- **SET PROBLEM**: The records that follow need to be output exactly as they are.
— START OF AVAILABLE DATA —
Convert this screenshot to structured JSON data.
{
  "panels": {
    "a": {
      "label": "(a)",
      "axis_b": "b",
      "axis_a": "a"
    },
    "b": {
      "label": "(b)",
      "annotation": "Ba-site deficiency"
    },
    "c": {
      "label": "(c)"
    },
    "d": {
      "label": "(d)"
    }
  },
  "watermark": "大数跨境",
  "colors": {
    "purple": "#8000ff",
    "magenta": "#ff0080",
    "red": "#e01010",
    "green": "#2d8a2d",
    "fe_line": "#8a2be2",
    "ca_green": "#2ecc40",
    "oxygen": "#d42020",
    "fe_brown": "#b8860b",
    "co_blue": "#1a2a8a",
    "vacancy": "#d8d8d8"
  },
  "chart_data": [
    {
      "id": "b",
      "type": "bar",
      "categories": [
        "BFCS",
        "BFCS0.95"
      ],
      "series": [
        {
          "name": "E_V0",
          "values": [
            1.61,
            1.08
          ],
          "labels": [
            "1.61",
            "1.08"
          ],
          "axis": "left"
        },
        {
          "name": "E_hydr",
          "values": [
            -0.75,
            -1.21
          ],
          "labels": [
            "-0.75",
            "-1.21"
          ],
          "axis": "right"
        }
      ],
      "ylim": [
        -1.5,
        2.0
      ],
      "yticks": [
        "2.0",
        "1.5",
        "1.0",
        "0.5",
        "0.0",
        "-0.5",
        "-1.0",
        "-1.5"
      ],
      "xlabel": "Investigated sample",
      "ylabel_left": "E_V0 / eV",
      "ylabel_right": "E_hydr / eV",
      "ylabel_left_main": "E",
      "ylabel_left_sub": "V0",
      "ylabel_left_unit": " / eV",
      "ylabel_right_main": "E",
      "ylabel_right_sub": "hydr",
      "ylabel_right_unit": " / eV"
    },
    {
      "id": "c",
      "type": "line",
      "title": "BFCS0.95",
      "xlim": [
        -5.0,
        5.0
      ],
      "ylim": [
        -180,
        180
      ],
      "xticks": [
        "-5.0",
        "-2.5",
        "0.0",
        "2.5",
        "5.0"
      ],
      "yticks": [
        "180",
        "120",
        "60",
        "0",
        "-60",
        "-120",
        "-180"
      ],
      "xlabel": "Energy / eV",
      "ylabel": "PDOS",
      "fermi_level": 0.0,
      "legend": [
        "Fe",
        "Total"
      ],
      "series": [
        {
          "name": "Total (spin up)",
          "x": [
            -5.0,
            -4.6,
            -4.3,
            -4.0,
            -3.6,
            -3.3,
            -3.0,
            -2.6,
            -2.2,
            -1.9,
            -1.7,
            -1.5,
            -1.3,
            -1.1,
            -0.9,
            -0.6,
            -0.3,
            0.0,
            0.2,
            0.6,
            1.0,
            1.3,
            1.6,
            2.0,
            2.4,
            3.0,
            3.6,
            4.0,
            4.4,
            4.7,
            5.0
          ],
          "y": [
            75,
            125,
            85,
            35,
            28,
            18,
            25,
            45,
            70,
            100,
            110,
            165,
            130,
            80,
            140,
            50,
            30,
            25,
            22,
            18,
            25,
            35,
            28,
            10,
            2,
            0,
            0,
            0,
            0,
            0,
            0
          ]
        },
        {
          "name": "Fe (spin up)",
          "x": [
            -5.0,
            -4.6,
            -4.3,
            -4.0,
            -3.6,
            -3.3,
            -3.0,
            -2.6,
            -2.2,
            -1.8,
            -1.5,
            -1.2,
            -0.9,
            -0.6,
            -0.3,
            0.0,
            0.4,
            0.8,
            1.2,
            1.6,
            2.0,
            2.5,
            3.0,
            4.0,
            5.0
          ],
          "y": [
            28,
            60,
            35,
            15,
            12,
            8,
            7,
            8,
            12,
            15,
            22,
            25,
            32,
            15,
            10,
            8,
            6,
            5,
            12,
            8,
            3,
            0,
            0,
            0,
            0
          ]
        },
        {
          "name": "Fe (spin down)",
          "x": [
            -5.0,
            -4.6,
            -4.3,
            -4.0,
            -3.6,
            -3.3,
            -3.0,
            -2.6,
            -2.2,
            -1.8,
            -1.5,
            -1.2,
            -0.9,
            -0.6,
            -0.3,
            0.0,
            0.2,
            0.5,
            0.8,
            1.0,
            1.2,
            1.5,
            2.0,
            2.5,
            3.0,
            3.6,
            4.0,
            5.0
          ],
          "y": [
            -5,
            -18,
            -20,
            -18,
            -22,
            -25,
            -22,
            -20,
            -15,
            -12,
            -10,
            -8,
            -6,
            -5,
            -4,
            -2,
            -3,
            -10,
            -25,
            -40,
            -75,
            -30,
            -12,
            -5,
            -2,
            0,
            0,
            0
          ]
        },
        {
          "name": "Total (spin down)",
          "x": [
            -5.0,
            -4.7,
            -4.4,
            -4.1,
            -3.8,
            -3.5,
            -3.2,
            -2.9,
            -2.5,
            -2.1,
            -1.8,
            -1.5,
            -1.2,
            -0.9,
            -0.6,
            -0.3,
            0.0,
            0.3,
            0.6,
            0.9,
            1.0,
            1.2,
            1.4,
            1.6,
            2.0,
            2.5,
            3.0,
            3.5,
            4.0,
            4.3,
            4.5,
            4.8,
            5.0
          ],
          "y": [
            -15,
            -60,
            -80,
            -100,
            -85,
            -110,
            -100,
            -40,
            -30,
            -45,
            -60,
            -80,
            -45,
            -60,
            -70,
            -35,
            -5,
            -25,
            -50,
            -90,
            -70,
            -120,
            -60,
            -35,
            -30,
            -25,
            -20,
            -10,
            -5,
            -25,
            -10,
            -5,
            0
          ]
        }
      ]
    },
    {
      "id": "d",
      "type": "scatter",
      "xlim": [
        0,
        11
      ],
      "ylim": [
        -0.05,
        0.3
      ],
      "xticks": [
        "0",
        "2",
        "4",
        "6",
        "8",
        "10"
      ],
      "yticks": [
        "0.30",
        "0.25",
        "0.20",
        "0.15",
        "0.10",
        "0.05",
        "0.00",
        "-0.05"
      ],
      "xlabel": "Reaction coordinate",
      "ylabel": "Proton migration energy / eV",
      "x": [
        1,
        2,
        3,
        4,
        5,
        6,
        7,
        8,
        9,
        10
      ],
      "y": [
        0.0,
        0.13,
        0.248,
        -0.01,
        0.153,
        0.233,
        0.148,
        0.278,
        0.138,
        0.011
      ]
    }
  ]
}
— END OF AVAILABLE DATA —
- **SOLUTION**:
Convert this screenshot to structured JSON data.
{
  "panels": {
    "a": {
      "label": "(a)",
      "axis_b": "b",
      "axis_a": "a"
    },
    "b": {
      "label": "(b)",
      "annotation": "Ba-site deficiency"
    },
    "c": {
      "label": "(c)"
    },
    "d": {
      "label": "(d)"
    }
  },
  "watermark": "大数跨境",
  "colors": {
    "purple": "#8000ff",
    "magenta": "#ff0080",
    "red": "#e01010",
    "green": "#2d8a2d",
    "fe_line": "#8a2be2",
    "ca_green": "#2ecc40",
    "oxygen": "#d42020",
    "fe_brown": "#b8860b",
    "co_blue": "#1a2a8a",
    "vacancy": "#d8d8d8"
  },
  "chart_data": [
    {
      "id": "b",
      "type": "bar",
      "categories": [
        "BFCS",
        "BFCS0.95"
      ],
      "series": [
        {
          "name": "E_V0",
          "values": [
            1.61,
            1.08
          ],
          "labels": [
            "1.61",
            "1.08"
          ],
          "axis": "left"
        },
        {
          "name": "E_hydr",
          "values": [
            -0.75,
            -1.21
          ],
          "labels": [
            "-0.75",
            "-1.21"
          ],
          "axis": "right"
        }
      ],
      "ylim": [
        -1.5,
        2.0
      ],
      "yticks": [
        "2.0",
        "1.5",
        "1.0",
        "0.5",
        "0.0",
        "-0.5",
        "-1.0",
        "-1.5"
      ],
      "xlabel": "Investigated sample",
      "ylabel_left": "E_V0 / eV",
      "ylabel_right": "E_hydr / eV",
      "ylabel_left_main": "E",
      "ylabel_left_sub": "V0",
      "ylabel_left_unit": " / eV",
      "ylabel_right_main": "E",
      "ylabel_right_sub": "hydr",
      "ylabel_right_unit": " / eV"
    },
    {
      "id": "c",
      "type": "line",
      "title": "BFCS0.95",
      "xlim": [
        -5.0,
        5.0
      ],
      "ylim": [
        -180,
        180
      ],
      "xticks": [
        "-5.0",
        "-2.5",
        "0.0",
        "2.5",
        "5.0"
      ],
      "yticks": [
        "180",
        "120",
        "60",
        "0",
        "-60",
        "-120",
        "-180"
      ],
      "xlabel": "Energy / eV",
      "ylabel": "PDOS",
      "fermi_level": 0.0,
      "legend": [
        "Fe",
        "Total"
      ],
      "series": [
        {
          "name": "Total (spin up)",
          "x": [
            -5.0,
            -4.6,
            -4.3,
            -4.0,
            -3.6,
            -3.3,
            -3.0,
            -2.6,
            -2.2,
            -1.9,
            -1.7,
            -1.5,
            -1.3,
            -1.1,
            -0.9,
            -0.6,
            -0.3,
            0.0,
            0.2,
            0.6,
            1.0,
            1.3,
            1.6,
            2.0,
            2.4,
            3.0,
            3.6,
            4.0,
            4.4,
            4.7,
            5.0
          ],
          "y": [
            75,
            125,
            85,
            35,
            28,
            18,
            25,
            45,
            70,
            100,
            110,
            165,
            130,
            80,
            140,
            50,
            30,
            25,
            22,
            18,
            25,
            35,
            28,
            10,
            2,
            0,
            0,
            0,
            0,
            0,
            0
          ]
        },
        {
          "name": "Fe (spin up)",
          "x": [
            -5.0,
            -4.6,
            -4.3,
            -4.0,
            -3.6,
            -3.3,
            -3.0,
            -2.6,
            -2.2,
            -1.8,
            -1.5,
            -1.2,
            -0.9,
            -0.6,
            -0.3,
            0.0,
            0.4,
            0.8,
            1.2,
            1.6,
            2.0,
            2.5,
            3.0,
            4.0,
            5.0
          ],
          "y": [
            28,
            60,
            35,
            15,
            12,
            8,
            7,
            8,
            12,
            15,
            22,
            25,
            32,
            15,
            10,
            8,
            6,
            5,
            12,
            8,
            3,
            0,
            0,
            0,
            0
          ]
        },
        {
          "name": "Fe (spin down)",
          "x": [
            -5.0,
            -4.6,
            -4.3,
            -4.0,
            -3.6,
            -3.3,
            -3.0,
            -2.6,
            -2.2,
            -1.8,
            -1.5,
            -1.2,
            -0.9,
            -0.6,
            -0.3,
            0.0,
            0.2,
            0.5,
            0.8,
            1.0,
            1.2,
            1.5,
            2.0,
            2.5,
            3.0,
            3.6,
            4.0,
            5.0
          ],
          "y": [
            -5,
            -18,
            -20,
            -18,
            -22,
            -25,
            -22,
            -20,
            -15,
            -12,
            -10,
            -8,
            -6,
            -5,
            -4,
            -2,
            -3,
            -10,
            -25,
            -40,
            -75,
            -30,
            -12,
            -5,
            -2,
            0,
            0,
            0
          ]
        },
        {
          "name": "Total (spin down)",
          "x": [
            -5.0,
            -4.7,
            -4.4,
            -4.1,
            -3.8,
            -3.5,
            -3.2,
            -2.9,
            -2.5,
            -2.1,
            -1.8,
            -1.5,
            -1.2,
            -0.9,
            -0.6,
            -0.3,
            0.0,
            0.3,
            0.6,
            0.9,
            1.0,
            1.2,
            1.4,
            1.6,
            2.0,
            2.5,
            3.0,
            3.5,
            4.0,
            4.3,
            4.5,
            4.8,
            5.0
          ],
          "y": [
            -15,
            -60,
            -80,
            -100,
            -85,
            -110,
            -100,
            -40,
            -30,
            -45,
            -60,
            -80,
            -45,
            -60,
            -70,
            -35,
            -5,
            -25,
            -50,
            -90,
            -70,
            -120,
            -60,
            -35,
            -30,
            -25,
            -20,
            -10,
            -5,
            -25,
            -10,
            -5,
            0
          ]
        }
      ]
    },
    {
      "id": "d",
      "type": "scatter",
      "xlim": [
        0,
        11
      ],
      "ylim": [
        -0.05,
        0.3
      ],
      "xticks": [
        "0",
        "2",
        "4",
        "6",
        "8",
        "10"
      ],
      "yticks": [
        "0.30",
        "0.25",
        "0.20",
        "0.15",
        "0.10",
        "0.05",
        "0.00",
        "-0.05"
      ],
      "xlabel": "Reaction coordinate",
      "ylabel": "Proton migration energy / eV",
      "x": [
        1,
        2,
        3,
        4,
        5,
        6,
        7,
        8,
        9,
        10
      ],
      "y": [
        0.0,
        0.13,
        0.248,
        -0.01,
        0.153,
        0.233,
        0.148,
        0.278,
        0.138,
        0.011
      ]
    }
  ]
}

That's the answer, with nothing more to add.